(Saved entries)
+-------+
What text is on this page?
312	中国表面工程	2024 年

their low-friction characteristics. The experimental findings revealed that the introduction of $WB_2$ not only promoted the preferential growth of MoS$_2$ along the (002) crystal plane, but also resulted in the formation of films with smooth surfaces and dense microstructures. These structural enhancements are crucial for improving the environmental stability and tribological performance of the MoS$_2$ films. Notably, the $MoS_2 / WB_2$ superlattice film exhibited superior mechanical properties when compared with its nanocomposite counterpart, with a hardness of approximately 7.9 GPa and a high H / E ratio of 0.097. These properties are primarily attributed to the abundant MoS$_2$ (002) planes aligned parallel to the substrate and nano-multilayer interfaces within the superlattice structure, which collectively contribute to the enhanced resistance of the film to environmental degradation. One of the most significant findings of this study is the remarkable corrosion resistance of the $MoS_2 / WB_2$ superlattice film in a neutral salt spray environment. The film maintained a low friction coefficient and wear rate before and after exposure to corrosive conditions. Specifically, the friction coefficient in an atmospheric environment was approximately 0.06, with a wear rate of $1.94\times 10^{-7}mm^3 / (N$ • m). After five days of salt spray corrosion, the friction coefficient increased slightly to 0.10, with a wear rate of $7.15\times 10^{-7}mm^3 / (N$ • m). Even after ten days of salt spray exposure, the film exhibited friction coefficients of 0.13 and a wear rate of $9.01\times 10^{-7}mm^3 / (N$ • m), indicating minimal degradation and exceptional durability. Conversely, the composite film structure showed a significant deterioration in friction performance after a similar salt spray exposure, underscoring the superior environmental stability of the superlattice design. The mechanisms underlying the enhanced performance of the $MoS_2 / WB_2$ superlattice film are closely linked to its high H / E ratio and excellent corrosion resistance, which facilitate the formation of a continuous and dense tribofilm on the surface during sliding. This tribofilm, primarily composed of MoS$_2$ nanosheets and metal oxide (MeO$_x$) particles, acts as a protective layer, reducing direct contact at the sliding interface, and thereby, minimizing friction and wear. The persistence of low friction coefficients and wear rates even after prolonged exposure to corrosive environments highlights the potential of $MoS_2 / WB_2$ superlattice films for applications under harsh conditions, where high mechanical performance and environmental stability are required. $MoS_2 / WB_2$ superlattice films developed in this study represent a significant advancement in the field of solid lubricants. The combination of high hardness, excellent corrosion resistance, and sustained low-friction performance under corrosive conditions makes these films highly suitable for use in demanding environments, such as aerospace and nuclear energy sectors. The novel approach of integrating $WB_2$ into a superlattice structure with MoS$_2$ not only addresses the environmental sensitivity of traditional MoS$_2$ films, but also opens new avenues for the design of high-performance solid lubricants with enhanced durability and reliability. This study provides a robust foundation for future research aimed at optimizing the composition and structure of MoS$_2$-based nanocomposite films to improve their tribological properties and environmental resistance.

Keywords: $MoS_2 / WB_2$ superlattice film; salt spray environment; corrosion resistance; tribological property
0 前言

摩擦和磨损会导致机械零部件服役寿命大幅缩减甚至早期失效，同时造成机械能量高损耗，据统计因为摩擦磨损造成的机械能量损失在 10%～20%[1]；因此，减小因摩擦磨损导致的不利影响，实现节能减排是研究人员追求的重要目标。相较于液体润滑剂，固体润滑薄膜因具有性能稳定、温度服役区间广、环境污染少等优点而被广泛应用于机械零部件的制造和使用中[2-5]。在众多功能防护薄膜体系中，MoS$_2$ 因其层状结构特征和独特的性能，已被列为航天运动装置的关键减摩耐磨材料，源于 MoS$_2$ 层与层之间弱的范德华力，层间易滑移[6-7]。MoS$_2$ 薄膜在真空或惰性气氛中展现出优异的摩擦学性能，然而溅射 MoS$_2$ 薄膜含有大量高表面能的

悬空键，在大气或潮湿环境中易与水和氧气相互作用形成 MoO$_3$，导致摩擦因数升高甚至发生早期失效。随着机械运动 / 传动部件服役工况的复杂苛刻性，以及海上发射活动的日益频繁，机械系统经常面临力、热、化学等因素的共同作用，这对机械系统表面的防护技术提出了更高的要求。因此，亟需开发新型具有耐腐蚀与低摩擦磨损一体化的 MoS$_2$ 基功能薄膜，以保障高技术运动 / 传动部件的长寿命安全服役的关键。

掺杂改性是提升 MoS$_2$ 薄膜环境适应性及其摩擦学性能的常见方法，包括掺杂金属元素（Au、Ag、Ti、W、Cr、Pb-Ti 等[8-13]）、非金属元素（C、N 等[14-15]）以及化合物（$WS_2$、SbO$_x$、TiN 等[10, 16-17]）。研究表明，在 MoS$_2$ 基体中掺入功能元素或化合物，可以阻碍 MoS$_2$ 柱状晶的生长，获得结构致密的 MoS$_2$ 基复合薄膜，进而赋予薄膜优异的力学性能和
+-------+
**WHAT YOU HAVE TO DO**
Copy every line exactly. Leave nothing out.

**CORRECT ANSWER**
What text is on this page?
312	中国表面工程	2024 年

their low-friction characteristics. The experimental findings revealed that the introduction of $WB_2$ not only promoted the preferential growth of MoS$_2$ along the (002) crystal plane, but also resulted in the formation of films with smooth surfaces and dense microstructures. These structural enhancements are crucial for improving the environmental stability and tribological performance of the MoS$_2$ films. Notably, the $MoS_2 / WB_2$ superlattice film exhibited superior mechanical properties when compared with its nanocomposite counterpart, with a hardness of approximately 7.9 GPa and a high H / E ratio of 0.097. These properties are primarily attributed to the abundant MoS$_2$ (002) planes aligned parallel to the substrate and nano-multilayer interfaces within the superlattice structure, which collectively contribute to the enhanced resistance of the film to environmental degradation. One of the most significant findings of this study is the remarkable corrosion resistance of the $MoS_2 / WB_2$ superlattice film in a neutral salt spray environment. The film maintained a low friction coefficient and wear rate before and after exposure to corrosive conditions. Specifically, the friction coefficient in an atmospheric environment was approximately 0.06, with a wear rate of $1.94\times 10^{-7}mm^3 / (N$ • m). After five days of salt spray corrosion, the friction coefficient increased slightly to 0.10, with a wear rate of $7.15\times 10^{-7}mm^3 / (N$ • m). Even after ten days of salt spray exposure, the film exhibited friction coefficients of 0.13 and a wear rate of $9.01\times 10^{-7}mm^3 / (N$ • m), indicating minimal degradation and exceptional durability. Conversely, the composite film structure showed a significant deterioration in friction performance after a similar salt spray exposure, underscoring the superior environmental stability of the superlattice design. The mechanisms underlying the enhanced performance of the $MoS_2 / WB_2$ superlattice film are closely linked to its high H / E ratio and excellent corrosion resistance, which facilitate the formation of a continuous and dense tribofilm on the surface during sliding. This tribofilm, primarily composed of MoS$_2$ nanosheets and metal oxide (MeO$_x$) particles, acts as a protective layer, reducing direct contact at the sliding interface, and thereby, minimizing friction and wear. The persistence of low friction coefficients and wear rates even after prolonged exposure to corrosive environments highlights the potential of $MoS_2 / WB_2$ superlattice films for applications under harsh conditions, where high mechanical performance and environmental stability are required. $MoS_2 / WB_2$ superlattice films developed in this study represent a significant advancement in the field of solid lubricants. The combination of high hardness, excellent corrosion resistance, and sustained low-friction performance under corrosive conditions makes these films highly suitable for use in demanding environments, such as aerospace and nuclear energy sectors. The novel approach of integrating $WB_2$ into a superlattice structure with MoS$_2$ not only addresses the environmental sensitivity of traditional MoS$_2$ films, but also opens new avenues for the design of high-performance solid lubricants with enhanced durability and reliability. This study provides a robust foundation for future research aimed at optimizing the composition and structure of MoS$_2$-based nanocomposite films to improve their tribological properties and environmental resistance.

Keywords: $MoS_2 / WB_2$ superlattice film; salt spray environment; corrosion resistance; tribological property
0 前言

摩擦和磨损会导致机械零部件服役寿命大幅缩减甚至早期失效，同时造成机械能量高损耗，据统计因为摩擦磨损造成的机械能量损失在 10%～20%[1]；因此，减小因摩擦磨损导致的不利影响，实现节能减排是研究人员追求的重要目标。相较于液体润滑剂，固体润滑薄膜因具有性能稳定、温度服役区间广、环境污染少等优点而被广泛应用于机械零部件的制造和使用中[2-5]。在众多功能防护薄膜体系中，MoS$_2$ 因其层状结构特征和独特的性能，已被列为航天运动装置的关键减摩耐磨材料，源于 MoS$_2$ 层与层之间弱的范德华力，层间易滑移[6-7]。MoS$_2$ 薄膜在真空或惰性气氛中展现出优异的摩擦学性能，然而溅射 MoS$_2$ 薄膜含有大量高表面能的

悬空键，在大气或潮湿环境中易与水和氧气相互作用形成 MoO$_3$，导致摩擦因数升高甚至发生早期失效。随着机械运动 / 传动部件服役工况的复杂苛刻性，以及海上发射活动的日益频繁，机械系统经常面临力、热、化学等因素的共同作用，这对机械系统表面的防护技术提出了更高的要求。因此，亟需开发新型具有耐腐蚀与低摩擦磨损一体化的 MoS$_2$ 基功能薄膜，以保障高技术运动 / 传动部件的长寿命安全服役的关键。

掺杂改性是提升 MoS$_2$ 薄膜环境适应性及其摩擦学性能的常见方法，包括掺杂金属元素（Au、Ag、Ti、W、Cr、Pb-Ti 等[8-13]）、非金属元素（C、N 等[14-15]）以及化合物（$WS_2$、SbO$_x$、TiN 等[10, 16-17]）。研究表明，在 MoS$_2$ 基体中掺入功能元素或化合物，可以阻碍 MoS$_2$ 柱状晶的生长，获得结构致密的 MoS$_2$ 基复合薄膜，进而赋予薄膜优异的力学性能和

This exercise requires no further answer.